***** ENTRIES *****

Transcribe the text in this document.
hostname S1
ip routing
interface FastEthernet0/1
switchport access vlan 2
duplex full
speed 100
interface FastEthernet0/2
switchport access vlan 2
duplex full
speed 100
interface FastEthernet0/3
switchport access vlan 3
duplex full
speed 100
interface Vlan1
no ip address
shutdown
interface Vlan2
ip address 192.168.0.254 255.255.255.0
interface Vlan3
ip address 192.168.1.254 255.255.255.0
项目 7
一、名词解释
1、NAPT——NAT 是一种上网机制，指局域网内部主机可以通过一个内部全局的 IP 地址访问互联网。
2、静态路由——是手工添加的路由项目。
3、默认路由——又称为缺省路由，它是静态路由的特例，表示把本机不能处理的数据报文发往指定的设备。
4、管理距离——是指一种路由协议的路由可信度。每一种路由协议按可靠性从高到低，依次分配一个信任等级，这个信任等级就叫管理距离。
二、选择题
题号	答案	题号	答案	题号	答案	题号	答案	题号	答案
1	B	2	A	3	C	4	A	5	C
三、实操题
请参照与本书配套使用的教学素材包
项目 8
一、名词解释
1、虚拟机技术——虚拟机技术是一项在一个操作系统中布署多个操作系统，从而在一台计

*****

● SET TASK
Extract the complete listing verbatim.

● SOLVED EXERCISE
Transcribe the text in this document.
hostname S1
ip routing
interface FastEthernet0/1
switchport access vlan 2
duplex full
speed 100
interface FastEthernet0/2
switchport access vlan 2
duplex full
speed 100
interface FastEthernet0/3
switchport access vlan 3
duplex full
speed 100
interface Vlan1
no ip address
shutdown
interface Vlan2
ip address 192.168.0.254 255.255.255.0
interface Vlan3
ip address 192.168.1.254 255.255.255.0
项目 7
一、名词解释
1、NAPT——NAT 是一种上网机制，指局域网内部主机可以通过一个内部全局的 IP 地址访问互联网。
2、静态路由——是手工添加的路由项目。
3、默认路由——又称为缺省路由，它是静态路由的特例，表示把本机不能处理的数据报文发往指定的设备。
4、管理距离——是指一种路由协议的路由可信度。每一种路由协议按可靠性从高到低，依次分配一个信任等级，这个信任等级就叫管理距离。
二、选择题
题号	答案	题号	答案	题号	答案	题号	答案	题号	答案
1	B	2	A	3	C	4	A	5	C
三、实操题
请参照与本书配套使用的教学素材包
项目 8
一、名词解释
1、虚拟机技术——虚拟机技术是一项在一个操作系统中布署多个操作系统，从而在一台计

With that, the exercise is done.